:: DATA SHOWN

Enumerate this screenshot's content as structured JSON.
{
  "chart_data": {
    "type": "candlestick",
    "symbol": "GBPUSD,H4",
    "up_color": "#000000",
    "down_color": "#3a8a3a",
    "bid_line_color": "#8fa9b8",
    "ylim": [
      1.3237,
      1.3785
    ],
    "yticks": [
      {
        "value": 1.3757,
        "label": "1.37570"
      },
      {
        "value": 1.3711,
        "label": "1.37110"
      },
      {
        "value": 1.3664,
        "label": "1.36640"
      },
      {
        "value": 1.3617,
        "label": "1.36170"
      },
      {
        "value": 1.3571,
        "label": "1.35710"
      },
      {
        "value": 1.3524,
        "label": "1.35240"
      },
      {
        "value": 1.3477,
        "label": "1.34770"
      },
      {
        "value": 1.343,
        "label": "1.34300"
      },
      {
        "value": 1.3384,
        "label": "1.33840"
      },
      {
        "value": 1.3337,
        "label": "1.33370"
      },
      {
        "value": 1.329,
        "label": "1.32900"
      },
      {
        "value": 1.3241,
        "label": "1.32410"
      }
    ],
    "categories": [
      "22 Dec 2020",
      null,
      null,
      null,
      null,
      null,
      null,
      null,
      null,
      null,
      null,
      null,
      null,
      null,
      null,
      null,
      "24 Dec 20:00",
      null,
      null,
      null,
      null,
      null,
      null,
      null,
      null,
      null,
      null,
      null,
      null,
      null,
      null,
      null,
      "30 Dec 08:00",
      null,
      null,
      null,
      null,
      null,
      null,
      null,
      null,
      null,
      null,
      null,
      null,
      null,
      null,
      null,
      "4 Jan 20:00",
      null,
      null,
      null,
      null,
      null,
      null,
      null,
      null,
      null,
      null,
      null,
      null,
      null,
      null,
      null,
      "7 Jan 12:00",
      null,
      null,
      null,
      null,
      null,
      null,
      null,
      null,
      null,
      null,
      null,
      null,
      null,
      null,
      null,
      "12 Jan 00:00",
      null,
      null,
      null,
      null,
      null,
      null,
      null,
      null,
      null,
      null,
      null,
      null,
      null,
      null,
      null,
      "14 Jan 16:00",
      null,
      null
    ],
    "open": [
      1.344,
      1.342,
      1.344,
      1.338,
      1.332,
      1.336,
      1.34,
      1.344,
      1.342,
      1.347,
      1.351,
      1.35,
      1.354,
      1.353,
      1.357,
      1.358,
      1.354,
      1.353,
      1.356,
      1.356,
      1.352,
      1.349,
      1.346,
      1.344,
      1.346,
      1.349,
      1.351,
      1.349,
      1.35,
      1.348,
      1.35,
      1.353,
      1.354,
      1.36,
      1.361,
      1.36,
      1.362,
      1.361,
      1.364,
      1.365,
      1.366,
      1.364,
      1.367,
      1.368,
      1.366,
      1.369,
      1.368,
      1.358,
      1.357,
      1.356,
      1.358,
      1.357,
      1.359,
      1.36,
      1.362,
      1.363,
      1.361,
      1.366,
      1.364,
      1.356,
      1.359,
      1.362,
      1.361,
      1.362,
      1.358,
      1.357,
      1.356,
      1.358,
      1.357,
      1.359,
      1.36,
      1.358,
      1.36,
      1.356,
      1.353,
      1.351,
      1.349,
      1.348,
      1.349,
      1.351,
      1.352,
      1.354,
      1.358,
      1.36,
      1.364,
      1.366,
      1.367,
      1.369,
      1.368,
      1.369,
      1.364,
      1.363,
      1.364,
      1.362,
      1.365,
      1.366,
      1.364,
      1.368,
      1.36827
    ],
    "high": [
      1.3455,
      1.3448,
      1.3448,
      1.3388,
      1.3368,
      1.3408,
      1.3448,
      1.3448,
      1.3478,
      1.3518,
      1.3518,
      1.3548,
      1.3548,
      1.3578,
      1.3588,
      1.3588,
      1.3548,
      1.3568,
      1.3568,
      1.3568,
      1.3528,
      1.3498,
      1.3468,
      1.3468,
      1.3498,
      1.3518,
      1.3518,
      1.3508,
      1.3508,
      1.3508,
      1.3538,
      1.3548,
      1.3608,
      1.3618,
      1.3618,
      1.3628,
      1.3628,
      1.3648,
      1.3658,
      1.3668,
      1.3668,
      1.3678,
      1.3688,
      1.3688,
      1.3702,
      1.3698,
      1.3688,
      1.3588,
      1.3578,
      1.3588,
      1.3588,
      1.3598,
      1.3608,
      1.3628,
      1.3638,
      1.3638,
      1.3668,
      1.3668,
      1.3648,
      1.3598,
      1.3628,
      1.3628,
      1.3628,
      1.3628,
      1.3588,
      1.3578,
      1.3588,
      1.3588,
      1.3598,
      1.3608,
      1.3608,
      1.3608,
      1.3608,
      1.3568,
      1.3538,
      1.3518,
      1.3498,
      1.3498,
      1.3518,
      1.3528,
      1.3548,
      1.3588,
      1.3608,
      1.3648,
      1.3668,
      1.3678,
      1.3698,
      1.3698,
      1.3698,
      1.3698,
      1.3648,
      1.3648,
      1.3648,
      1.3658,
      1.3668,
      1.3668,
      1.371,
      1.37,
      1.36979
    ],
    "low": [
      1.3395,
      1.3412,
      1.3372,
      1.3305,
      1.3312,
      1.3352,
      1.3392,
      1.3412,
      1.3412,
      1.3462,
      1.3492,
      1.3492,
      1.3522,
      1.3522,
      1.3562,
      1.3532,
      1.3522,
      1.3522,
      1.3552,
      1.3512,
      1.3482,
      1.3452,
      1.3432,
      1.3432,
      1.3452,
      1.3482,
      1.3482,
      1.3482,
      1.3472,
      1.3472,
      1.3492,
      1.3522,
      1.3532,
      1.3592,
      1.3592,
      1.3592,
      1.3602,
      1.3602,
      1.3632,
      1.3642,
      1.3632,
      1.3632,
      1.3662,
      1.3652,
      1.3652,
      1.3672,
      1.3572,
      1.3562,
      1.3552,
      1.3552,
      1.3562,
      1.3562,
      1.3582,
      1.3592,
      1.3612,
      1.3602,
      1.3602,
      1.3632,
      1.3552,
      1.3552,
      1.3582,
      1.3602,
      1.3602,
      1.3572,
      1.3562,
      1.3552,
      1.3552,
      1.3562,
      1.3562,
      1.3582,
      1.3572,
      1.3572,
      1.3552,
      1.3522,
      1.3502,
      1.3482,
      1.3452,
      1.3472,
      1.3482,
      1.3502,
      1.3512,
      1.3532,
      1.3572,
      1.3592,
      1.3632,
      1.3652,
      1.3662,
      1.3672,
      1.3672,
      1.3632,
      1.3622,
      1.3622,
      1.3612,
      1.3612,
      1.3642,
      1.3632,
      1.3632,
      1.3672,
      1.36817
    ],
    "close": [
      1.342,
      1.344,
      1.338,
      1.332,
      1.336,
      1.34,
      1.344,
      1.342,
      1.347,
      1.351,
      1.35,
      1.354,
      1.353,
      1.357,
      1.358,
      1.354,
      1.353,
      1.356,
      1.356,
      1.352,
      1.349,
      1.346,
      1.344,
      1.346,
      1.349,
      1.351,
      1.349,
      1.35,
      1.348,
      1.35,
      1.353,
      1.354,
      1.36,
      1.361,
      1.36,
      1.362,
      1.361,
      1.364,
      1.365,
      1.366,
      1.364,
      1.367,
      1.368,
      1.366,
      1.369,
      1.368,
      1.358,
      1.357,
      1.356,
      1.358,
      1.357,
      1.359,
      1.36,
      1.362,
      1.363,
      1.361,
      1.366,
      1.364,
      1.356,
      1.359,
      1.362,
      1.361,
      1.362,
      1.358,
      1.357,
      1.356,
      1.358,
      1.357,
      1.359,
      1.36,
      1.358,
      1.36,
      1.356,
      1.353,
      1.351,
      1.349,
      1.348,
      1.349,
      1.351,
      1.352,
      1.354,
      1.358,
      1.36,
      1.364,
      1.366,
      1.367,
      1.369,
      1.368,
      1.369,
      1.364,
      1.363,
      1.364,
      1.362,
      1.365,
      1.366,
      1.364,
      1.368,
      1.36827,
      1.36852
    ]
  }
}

::::
:: DATA SHOWN

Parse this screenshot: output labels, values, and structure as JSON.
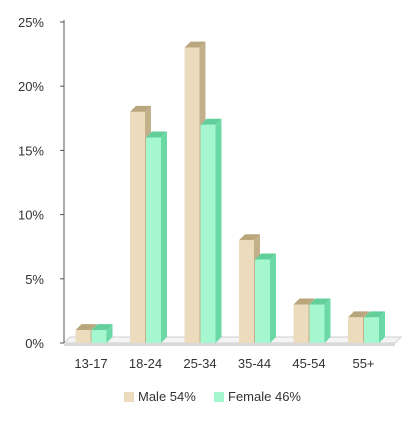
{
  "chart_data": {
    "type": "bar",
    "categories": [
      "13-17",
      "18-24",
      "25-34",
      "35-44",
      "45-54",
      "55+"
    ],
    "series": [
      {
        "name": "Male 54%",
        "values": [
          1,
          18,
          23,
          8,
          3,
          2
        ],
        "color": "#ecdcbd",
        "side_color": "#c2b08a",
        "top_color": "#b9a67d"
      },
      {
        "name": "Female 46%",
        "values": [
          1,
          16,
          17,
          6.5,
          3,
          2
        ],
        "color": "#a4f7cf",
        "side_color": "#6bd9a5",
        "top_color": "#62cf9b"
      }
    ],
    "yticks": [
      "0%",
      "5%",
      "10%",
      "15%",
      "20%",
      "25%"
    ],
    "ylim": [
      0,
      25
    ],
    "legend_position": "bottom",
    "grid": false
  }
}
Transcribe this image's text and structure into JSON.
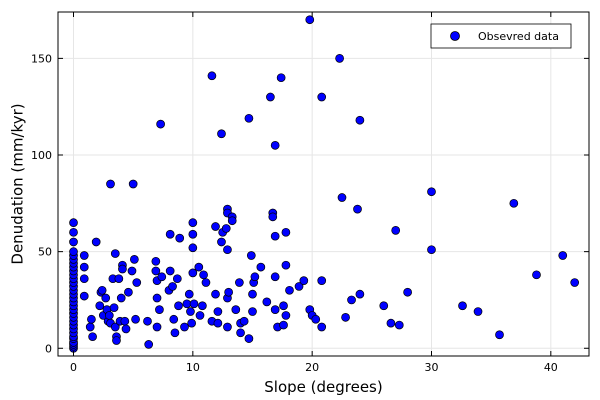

::::

> _WHAT IS BEING ASKED_:
Among the records above, locate the line containing "Parse this screenshot: output" and the line containing "Transcribe this image's", then transcribe exactly the lines starting at the first and ending at the second, with no pictures.

> _SOLUTION TO THE EXERCISE_:
Parse this screenshot: output labels, values, and structure as JSON.
{
  "chart_data": {
    "type": "bar",
    "categories": [
      "13-17",
      "18-24",
      "25-34",
      "35-44",
      "45-54",
      "55+"
    ],
    "series": [
      {
        "name": "Male 54%",
        "values": [
          1,
          18,
          23,
          8,
          3,
          2
        ],
        "color": "#ecdcbd",
        "side_color": "#c2b08a",
        "top_color": "#b9a67d"
      },
      {
        "name": "Female 46%",
        "values": [
          1,
          16,
          17,
          6.5,
          3,
          2
        ],
        "color": "#a4f7cf",
        "side_color": "#6bd9a5",
        "top_color": "#62cf9b"
      }
    ],
    "yticks": [
      "0%",
      "5%",
      "10%",
      "15%",
      "20%",
      "25%"
    ],
    "ylim": [
      0,
      25
    ],
    "legend_position": "bottom",
    "grid": false
  }
}
Transcribe this image's text and structure into JSON.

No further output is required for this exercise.